• Task requirements:
Your task is to return the line containing "Transcribe the text in this document." plus every line after it, exactly and with nothing added.

• Supplied entries:
--------------------

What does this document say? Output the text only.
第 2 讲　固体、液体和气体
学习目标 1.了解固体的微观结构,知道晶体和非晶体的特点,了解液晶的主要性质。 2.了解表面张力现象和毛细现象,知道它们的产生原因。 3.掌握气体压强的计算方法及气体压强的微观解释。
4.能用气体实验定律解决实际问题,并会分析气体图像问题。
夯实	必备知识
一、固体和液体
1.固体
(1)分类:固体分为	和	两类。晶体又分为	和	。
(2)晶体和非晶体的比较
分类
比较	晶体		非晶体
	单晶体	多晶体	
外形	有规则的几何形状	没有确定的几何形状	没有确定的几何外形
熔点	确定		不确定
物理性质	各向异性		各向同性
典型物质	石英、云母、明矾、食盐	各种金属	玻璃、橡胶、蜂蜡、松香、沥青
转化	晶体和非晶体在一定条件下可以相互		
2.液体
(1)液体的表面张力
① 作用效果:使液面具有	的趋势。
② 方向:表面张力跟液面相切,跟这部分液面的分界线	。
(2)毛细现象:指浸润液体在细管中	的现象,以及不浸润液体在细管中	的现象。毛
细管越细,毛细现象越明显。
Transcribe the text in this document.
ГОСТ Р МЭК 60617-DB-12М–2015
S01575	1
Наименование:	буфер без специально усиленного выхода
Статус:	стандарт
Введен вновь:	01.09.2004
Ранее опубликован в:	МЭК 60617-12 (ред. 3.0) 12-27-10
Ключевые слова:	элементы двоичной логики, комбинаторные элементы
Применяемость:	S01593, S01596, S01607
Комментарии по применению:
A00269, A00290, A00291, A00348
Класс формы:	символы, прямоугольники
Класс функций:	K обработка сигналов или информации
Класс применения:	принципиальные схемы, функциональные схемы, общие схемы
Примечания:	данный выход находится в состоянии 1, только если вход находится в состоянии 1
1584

--------------------

• Solution to this exercise:
Transcribe the text in this document.
ГОСТ Р МЭК 60617-DB-12М–2015
S01575	1
Наименование:	буфер без специально усиленного выхода
Статус:	стандарт
Введен вновь:	01.09.2004
Ранее опубликован в:	МЭК 60617-12 (ред. 3.0) 12-27-10
Ключевые слова:	элементы двоичной логики, комбинаторные элементы
Применяемость:	S01593, S01596, S01607
Комментарии по применению:
A00269, A00290, A00291, A00348
Класс формы:	символы, прямоугольники
Класс функций:	K обработка сигналов или информации
Класс применения:	принципиальные схемы, функциональные схемы, общие схемы
Примечания:	данный выход находится в состоянии 1, только если вход находится в состоянии 1
1584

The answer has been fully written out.